WHAT THIS TASK INVOLVES –
Set down each entry below exactly as it stands.
------------------------------------------------------------
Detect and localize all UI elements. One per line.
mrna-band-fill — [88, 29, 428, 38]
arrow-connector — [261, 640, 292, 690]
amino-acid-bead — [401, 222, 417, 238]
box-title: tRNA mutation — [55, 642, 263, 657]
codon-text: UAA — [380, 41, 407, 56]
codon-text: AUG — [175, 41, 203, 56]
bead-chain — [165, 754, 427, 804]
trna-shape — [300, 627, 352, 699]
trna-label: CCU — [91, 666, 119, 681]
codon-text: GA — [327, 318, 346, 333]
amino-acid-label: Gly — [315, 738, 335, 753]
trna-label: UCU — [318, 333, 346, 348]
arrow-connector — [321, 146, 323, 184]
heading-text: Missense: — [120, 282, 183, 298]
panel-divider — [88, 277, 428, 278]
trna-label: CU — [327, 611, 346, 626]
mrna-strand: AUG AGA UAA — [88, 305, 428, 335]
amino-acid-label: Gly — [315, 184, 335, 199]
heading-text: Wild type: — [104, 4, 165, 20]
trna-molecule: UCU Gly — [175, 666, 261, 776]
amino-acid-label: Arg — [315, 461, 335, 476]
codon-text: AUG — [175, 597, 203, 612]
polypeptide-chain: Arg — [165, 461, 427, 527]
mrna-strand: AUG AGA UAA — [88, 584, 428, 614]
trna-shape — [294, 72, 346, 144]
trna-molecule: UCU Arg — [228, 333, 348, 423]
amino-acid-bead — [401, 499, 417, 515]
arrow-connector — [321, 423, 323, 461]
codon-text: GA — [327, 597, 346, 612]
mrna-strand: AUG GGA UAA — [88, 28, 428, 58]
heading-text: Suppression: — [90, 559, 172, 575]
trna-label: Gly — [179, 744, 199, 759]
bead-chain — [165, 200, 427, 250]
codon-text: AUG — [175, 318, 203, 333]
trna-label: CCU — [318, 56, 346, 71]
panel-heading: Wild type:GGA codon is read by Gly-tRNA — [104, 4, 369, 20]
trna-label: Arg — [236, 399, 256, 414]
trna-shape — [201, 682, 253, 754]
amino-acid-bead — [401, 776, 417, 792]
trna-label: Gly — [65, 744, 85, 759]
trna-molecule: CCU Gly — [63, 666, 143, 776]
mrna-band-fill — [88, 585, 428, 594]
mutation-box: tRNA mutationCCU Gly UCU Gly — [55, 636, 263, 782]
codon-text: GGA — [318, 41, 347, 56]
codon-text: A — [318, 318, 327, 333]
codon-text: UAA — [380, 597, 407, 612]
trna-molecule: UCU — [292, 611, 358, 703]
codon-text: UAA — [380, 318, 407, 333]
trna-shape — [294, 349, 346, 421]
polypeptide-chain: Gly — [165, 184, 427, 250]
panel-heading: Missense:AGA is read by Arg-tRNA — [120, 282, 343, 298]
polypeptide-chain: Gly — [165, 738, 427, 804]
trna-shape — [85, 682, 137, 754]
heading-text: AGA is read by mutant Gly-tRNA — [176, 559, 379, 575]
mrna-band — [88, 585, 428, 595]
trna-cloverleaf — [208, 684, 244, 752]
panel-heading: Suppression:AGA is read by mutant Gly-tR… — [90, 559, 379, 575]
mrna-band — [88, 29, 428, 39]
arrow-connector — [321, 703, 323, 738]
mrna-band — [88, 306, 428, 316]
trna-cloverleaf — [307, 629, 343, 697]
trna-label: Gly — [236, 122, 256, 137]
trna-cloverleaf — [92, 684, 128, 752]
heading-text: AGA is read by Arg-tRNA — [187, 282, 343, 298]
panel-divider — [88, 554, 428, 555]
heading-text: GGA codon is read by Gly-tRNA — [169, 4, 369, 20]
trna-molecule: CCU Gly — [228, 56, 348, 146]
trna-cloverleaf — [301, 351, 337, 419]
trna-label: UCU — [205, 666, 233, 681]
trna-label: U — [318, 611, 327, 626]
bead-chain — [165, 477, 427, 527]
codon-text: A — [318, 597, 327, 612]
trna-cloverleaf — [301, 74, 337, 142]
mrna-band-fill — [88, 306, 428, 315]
------------------------------------------------------------
WRITTEN REPLY –
Detect and localize all UI elements. One per line.
mrna-band-fill — [88, 29, 428, 38]
arrow-connector — [261, 640, 292, 690]
amino-acid-bead — [401, 222, 417, 238]
box-title: tRNA mutation — [55, 642, 263, 657]
codon-text: UAA — [380, 41, 407, 56]
codon-text: AUG — [175, 41, 203, 56]
bead-chain — [165, 754, 427, 804]
trna-shape — [300, 627, 352, 699]
trna-label: CCU — [91, 666, 119, 681]
codon-text: GA — [327, 318, 346, 333]
amino-acid-label: Gly — [315, 738, 335, 753]
trna-label: UCU — [318, 333, 346, 348]
arrow-connector — [321, 146, 323, 184]
heading-text: Missense: — [120, 282, 183, 298]
panel-divider — [88, 277, 428, 278]
trna-label: CU — [327, 611, 346, 626]
mrna-strand: AUG AGA UAA — [88, 305, 428, 335]
amino-acid-label: Gly — [315, 184, 335, 199]
heading-text: Wild type: — [104, 4, 165, 20]
trna-molecule: UCU Gly — [175, 666, 261, 776]
amino-acid-label: Arg — [315, 461, 335, 476]
codon-text: AUG — [175, 597, 203, 612]
polypeptide-chain: Arg — [165, 461, 427, 527]
mrna-strand: AUG AGA UAA — [88, 584, 428, 614]
trna-shape — [294, 72, 346, 144]
trna-molecule: UCU Arg — [228, 333, 348, 423]
amino-acid-bead — [401, 499, 417, 515]
arrow-connector — [321, 423, 323, 461]
codon-text: GA — [327, 597, 346, 612]
mrna-strand: AUG GGA UAA — [88, 28, 428, 58]
heading-text: Suppression: — [90, 559, 172, 575]
trna-label: Gly — [179, 744, 199, 759]
bead-chain — [165, 200, 427, 250]
codon-text: AUG — [175, 318, 203, 333]
trna-label: CCU — [318, 56, 346, 71]
panel-heading: Wild type:GGA codon is read by Gly-tRNA — [104, 4, 369, 20]
trna-label: Arg — [236, 399, 256, 414]
trna-shape — [201, 682, 253, 754]
amino-acid-bead — [401, 776, 417, 792]
trna-label: Gly — [65, 744, 85, 759]
trna-molecule: CCU Gly — [63, 666, 143, 776]
mrna-band-fill — [88, 585, 428, 594]
mutation-box: tRNA mutationCCU Gly UCU Gly — [55, 636, 263, 782]
codon-text: GGA — [318, 41, 347, 56]
codon-text: A — [318, 318, 327, 333]
codon-text: UAA — [380, 597, 407, 612]
trna-molecule: UCU — [292, 611, 358, 703]
codon-text: UAA — [380, 318, 407, 333]
trna-shape — [294, 349, 346, 421]
polypeptide-chain: Gly — [165, 184, 427, 250]
panel-heading: Missense:AGA is read by Arg-tRNA — [120, 282, 343, 298]
polypeptide-chain: Gly — [165, 738, 427, 804]
trna-shape — [85, 682, 137, 754]
heading-text: AGA is read by mutant Gly-tRNA — [176, 559, 379, 575]
mrna-band — [88, 585, 428, 595]
trna-cloverleaf — [208, 684, 244, 752]
panel-heading: Suppression:AGA is read by mutant Gly-tR… — [90, 559, 379, 575]
mrna-band — [88, 29, 428, 39]
arrow-connector — [321, 703, 323, 738]
mrna-band — [88, 306, 428, 316]
trna-cloverleaf — [307, 629, 343, 697]
trna-label: Gly — [236, 122, 256, 137]
trna-cloverleaf — [92, 684, 128, 752]
heading-text: AGA is read by Arg-tRNA — [187, 282, 343, 298]
panel-divider — [88, 554, 428, 555]
heading-text: GGA codon is read by Gly-tRNA — [169, 4, 369, 20]
trna-molecule: CCU Gly — [228, 56, 348, 146]
trna-cloverleaf — [301, 351, 337, 419]
trna-label: UCU — [205, 666, 233, 681]
trna-label: U — [318, 611, 327, 626]
bead-chain — [165, 477, 427, 527]
codon-text: A — [318, 597, 327, 612]
trna-cloverleaf — [301, 74, 337, 142]
mrna-band-fill — [88, 306, 428, 315]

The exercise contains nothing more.